● Data records

Start

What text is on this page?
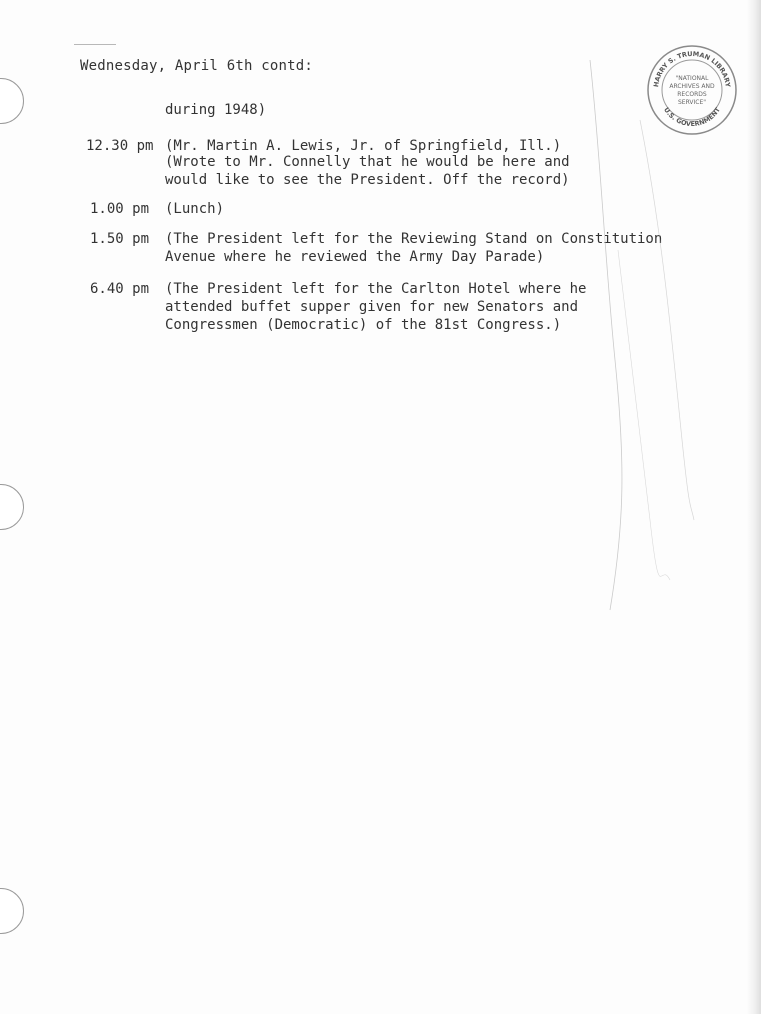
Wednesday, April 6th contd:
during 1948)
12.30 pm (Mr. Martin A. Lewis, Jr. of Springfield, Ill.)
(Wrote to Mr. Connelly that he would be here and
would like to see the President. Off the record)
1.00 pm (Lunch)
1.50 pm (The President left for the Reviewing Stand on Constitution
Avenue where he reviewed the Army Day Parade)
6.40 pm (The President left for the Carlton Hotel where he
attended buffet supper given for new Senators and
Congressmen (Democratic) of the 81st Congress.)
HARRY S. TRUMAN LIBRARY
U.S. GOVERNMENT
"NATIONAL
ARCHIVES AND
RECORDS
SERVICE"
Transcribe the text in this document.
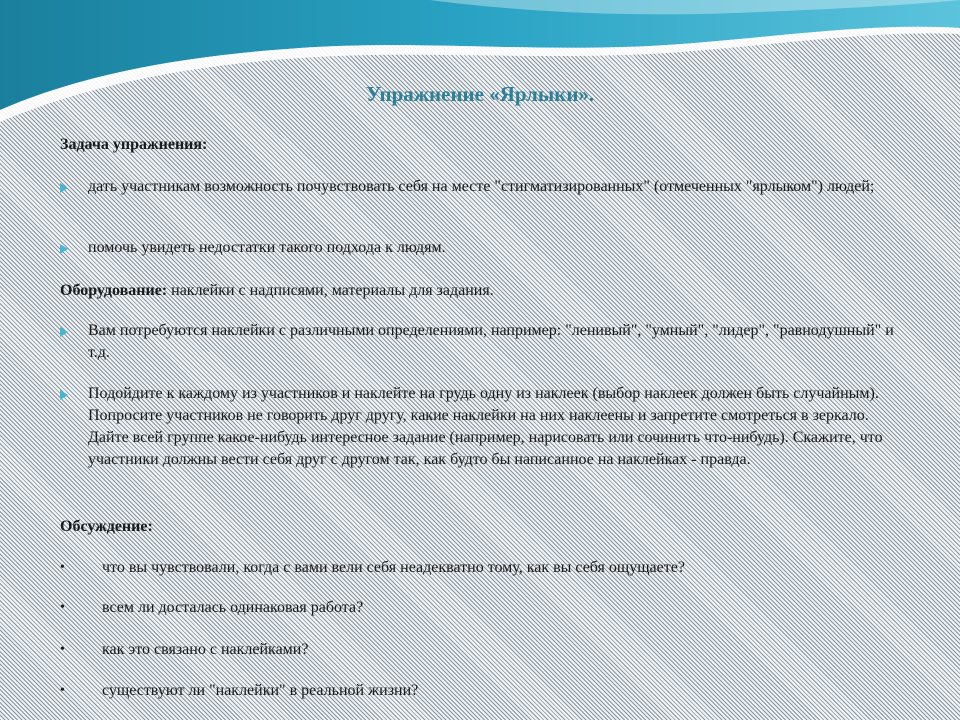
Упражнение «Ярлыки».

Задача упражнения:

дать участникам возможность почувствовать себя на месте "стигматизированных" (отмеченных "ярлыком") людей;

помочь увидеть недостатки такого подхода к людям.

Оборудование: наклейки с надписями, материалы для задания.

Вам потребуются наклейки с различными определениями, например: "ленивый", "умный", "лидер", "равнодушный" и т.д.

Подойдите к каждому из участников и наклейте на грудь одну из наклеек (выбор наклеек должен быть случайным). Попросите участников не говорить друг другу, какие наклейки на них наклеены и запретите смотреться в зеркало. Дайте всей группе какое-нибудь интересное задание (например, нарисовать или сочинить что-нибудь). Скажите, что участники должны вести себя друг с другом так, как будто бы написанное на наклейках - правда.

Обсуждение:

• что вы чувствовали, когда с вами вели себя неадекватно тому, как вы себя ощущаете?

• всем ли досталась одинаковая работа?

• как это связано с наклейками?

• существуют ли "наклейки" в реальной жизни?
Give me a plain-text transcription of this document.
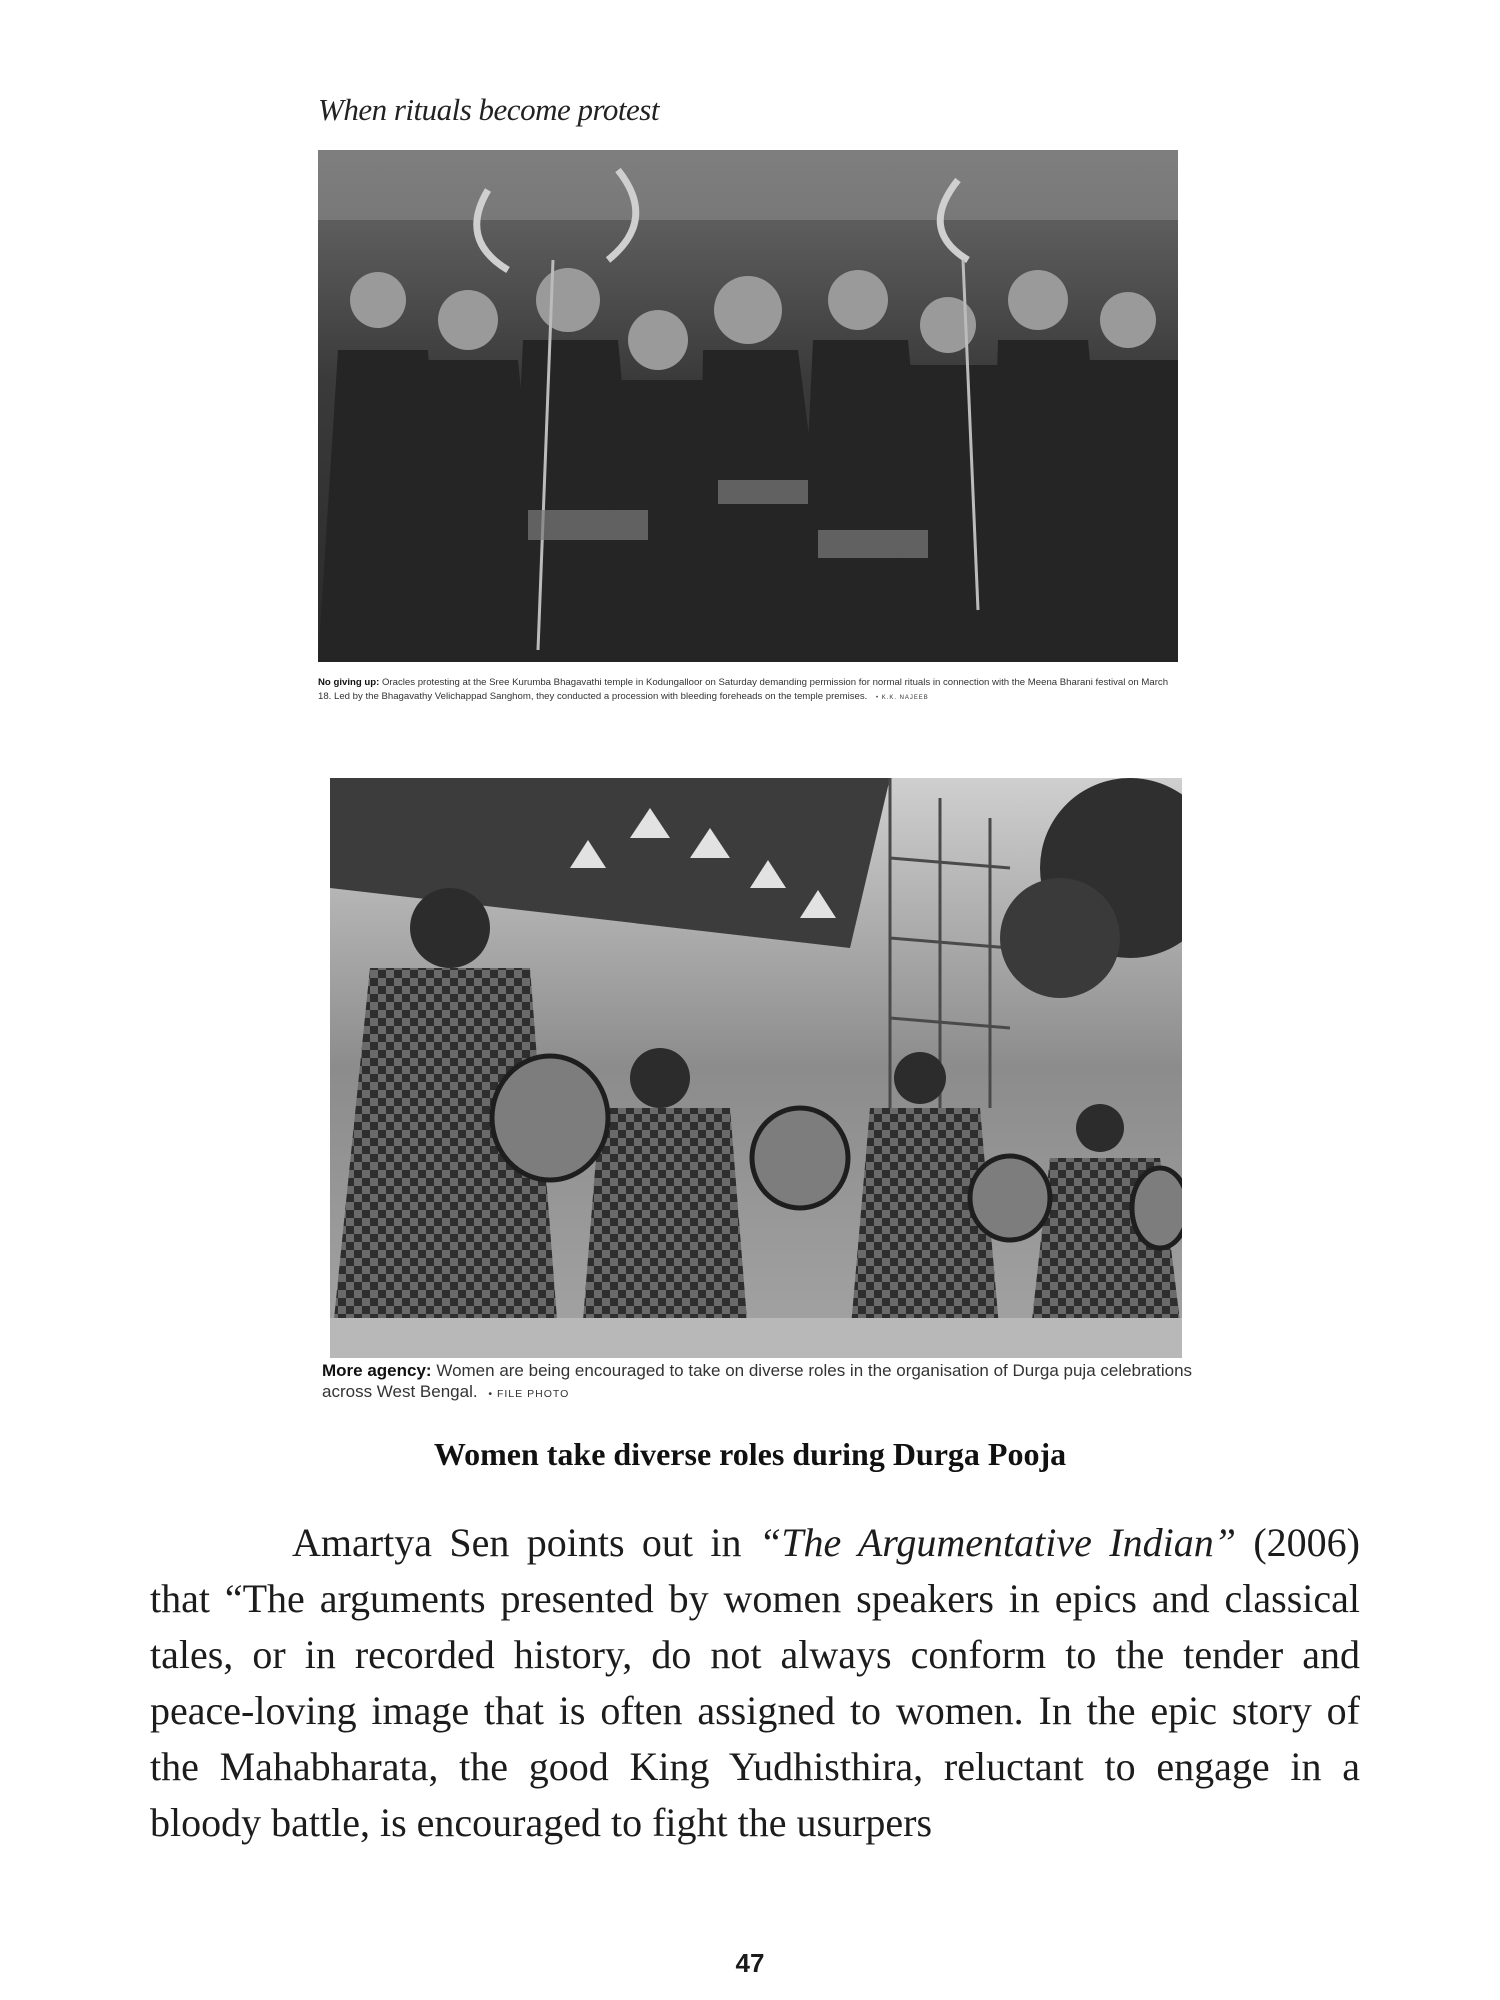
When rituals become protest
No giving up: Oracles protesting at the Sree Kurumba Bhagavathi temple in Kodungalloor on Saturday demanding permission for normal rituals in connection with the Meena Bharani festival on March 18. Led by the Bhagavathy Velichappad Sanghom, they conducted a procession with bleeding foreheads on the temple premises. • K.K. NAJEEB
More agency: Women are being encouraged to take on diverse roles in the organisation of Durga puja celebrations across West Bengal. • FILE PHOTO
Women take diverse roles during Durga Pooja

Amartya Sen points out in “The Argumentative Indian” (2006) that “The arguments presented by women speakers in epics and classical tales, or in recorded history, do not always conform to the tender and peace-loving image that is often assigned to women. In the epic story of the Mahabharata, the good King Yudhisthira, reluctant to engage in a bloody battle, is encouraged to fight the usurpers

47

End

● Problem details
Skip the pictures, then retype every line above exactly.

● Solved exercise
What text is on this page?
Wednesday, April 6th contd:
during 1948)
12.30 pm (Mr. Martin A. Lewis, Jr. of Springfield, Ill.)
(Wrote to Mr. Connelly that he would be here and
would like to see the President. Off the record)
1.00 pm (Lunch)
1.50 pm (The President left for the Reviewing Stand on Constitution
Avenue where he reviewed the Army Day Parade)
6.40 pm (The President left for the Carlton Hotel where he
attended buffet supper given for new Senators and
Congressmen (Democratic) of the 81st Congress.)
HARRY S. TRUMAN LIBRARY
U.S. GOVERNMENT
"NATIONAL
ARCHIVES AND
RECORDS
SERVICE"
Transcribe the text in this document.
Упражнение «Ярлыки».

Задача упражнения:

дать участникам возможность почувствовать себя на месте "стигматизированных" (отмеченных "ярлыком") людей;

помочь увидеть недостатки такого подхода к людям.

Оборудование: наклейки с надписями, материалы для задания.

Вам потребуются наклейки с различными определениями, например: "ленивый", "умный", "лидер", "равнодушный" и т.д.

Подойдите к каждому из участников и наклейте на грудь одну из наклеек (выбор наклеек должен быть случайным). Попросите участников не говорить друг другу, какие наклейки на них наклеены и запретите смотреться в зеркало. Дайте всей группе какое-нибудь интересное задание (например, нарисовать или сочинить что-нибудь). Скажите, что участники должны вести себя друг с другом так, как будто бы написанное на наклейках - правда.

Обсуждение:

• что вы чувствовали, когда с вами вели себя неадекватно тому, как вы себя ощущаете?

• всем ли досталась одинаковая работа?

• как это связано с наклейками?

• существуют ли "наклейки" в реальной жизни?
Give me a plain-text transcription of this document.
When rituals become protest
No giving up: Oracles protesting at the Sree Kurumba Bhagavathi temple in Kodungalloor on Saturday demanding permission for normal rituals in connection with the Meena Bharani festival on March 18. Led by the Bhagavathy Velichappad Sanghom, they conducted a procession with bleeding foreheads on the temple premises. • K.K. NAJEEB
More agency: Women are being encouraged to take on diverse roles in the organisation of Durga puja celebrations across West Bengal. • FILE PHOTO
Women take diverse roles during Durga Pooja

Amartya Sen points out in “The Argumentative Indian” (2006) that “The arguments presented by women speakers in epics and classical tales, or in recorded history, do not always conform to the tender and peace-loving image that is often assigned to women. In the epic story of the Mahabharata, the good King Yudhisthira, reluctant to engage in a bloody battle, is encouraged to fight the usurpers

47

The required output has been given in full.